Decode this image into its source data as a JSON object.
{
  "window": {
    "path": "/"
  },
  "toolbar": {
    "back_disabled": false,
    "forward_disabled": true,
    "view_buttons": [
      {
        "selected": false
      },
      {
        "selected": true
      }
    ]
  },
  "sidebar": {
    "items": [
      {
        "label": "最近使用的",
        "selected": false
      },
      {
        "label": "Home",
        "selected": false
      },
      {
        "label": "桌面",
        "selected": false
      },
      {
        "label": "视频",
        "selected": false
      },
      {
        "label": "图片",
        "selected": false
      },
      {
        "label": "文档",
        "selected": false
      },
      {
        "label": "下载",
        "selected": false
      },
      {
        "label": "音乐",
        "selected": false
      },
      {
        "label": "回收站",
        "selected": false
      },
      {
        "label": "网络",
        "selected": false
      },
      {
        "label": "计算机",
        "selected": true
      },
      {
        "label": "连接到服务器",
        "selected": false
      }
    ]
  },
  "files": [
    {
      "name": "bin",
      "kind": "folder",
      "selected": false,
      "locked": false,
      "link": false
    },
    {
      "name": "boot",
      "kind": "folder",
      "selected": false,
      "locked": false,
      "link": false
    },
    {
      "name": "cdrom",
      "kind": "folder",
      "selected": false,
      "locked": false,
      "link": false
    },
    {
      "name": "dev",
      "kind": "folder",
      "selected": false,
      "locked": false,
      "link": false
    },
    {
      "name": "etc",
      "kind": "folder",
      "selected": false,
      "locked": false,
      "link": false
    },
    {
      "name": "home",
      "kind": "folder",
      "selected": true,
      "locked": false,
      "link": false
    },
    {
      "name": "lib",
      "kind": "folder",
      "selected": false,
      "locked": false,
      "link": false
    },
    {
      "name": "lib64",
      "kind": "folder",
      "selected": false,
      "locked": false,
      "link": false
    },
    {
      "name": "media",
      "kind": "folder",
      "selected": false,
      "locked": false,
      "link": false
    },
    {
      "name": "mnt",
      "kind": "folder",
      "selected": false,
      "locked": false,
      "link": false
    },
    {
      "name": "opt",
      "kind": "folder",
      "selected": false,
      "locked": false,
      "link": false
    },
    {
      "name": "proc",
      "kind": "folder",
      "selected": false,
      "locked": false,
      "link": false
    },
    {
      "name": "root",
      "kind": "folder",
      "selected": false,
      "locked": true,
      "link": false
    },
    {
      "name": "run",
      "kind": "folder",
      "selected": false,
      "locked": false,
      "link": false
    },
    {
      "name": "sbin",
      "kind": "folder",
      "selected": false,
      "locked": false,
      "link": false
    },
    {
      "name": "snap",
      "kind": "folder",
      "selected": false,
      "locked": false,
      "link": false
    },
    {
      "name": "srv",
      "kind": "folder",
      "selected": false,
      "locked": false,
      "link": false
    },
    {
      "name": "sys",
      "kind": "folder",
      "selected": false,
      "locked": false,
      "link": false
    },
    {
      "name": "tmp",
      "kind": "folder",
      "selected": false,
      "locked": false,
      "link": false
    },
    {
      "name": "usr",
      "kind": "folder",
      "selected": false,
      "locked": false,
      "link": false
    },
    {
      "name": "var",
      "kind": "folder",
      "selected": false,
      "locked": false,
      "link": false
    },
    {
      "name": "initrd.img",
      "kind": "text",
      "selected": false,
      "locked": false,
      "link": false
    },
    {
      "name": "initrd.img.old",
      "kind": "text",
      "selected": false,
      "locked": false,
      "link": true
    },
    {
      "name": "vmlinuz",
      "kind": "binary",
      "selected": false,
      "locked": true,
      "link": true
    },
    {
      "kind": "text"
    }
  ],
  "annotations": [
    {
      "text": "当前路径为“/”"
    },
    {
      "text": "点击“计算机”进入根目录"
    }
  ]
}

=======

• PROBLEM STATEMENT
From the entries above, list each line with "label" in it.

• SOLUTION BELOW
        "label": "最近使用的",
        "label": "Home",
        "label": "桌面",
        "label": "视频",
        "label": "图片",
        "label": "文档",
        "label": "下载",
        "label": "音乐",
        "label": "回收站",
        "label": "网络",
        "label": "计算机",
        "label": "连接到服务器",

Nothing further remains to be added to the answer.